WHAT TO WORK ON: State how many lines of the entries hold the string "name", and output nothing but that count.

————

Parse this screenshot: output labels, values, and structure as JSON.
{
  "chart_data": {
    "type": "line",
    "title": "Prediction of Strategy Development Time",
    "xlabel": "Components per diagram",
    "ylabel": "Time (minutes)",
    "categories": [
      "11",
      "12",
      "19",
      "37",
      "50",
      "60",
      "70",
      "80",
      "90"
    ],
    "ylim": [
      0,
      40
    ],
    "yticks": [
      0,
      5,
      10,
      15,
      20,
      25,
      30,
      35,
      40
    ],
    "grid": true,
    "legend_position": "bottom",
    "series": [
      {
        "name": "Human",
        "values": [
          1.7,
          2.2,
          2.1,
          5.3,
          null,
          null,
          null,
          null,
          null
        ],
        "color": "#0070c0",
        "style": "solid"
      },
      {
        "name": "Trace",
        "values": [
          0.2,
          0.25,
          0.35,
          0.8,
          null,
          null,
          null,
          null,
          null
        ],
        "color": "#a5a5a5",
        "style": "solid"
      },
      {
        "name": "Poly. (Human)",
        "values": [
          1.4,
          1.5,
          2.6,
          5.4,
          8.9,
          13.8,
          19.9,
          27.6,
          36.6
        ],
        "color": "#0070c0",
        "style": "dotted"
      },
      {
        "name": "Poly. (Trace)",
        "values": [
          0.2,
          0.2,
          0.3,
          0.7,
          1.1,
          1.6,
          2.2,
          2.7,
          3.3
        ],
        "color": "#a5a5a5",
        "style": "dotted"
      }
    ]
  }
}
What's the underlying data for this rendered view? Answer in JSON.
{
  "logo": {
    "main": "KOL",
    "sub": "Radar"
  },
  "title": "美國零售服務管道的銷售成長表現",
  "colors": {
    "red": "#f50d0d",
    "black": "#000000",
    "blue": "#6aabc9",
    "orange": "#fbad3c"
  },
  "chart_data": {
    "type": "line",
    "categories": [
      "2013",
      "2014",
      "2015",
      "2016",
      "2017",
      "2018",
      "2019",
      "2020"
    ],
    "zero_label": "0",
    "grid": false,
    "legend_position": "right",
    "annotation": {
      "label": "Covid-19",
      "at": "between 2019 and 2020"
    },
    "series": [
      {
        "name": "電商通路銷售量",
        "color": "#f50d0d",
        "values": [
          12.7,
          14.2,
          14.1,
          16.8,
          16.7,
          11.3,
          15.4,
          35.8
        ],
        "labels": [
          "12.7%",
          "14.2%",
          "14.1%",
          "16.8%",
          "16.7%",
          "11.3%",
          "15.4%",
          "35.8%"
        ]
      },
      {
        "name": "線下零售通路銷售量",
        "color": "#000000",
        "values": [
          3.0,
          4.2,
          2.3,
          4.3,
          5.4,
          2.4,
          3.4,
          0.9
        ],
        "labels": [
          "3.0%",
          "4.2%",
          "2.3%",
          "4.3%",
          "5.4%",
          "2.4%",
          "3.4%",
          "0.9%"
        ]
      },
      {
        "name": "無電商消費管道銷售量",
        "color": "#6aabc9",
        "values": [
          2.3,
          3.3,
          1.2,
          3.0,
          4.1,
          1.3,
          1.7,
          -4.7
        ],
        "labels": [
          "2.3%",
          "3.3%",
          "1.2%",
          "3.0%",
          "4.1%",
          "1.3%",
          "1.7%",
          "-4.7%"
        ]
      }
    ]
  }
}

————

CORRECT RESPONSE: 7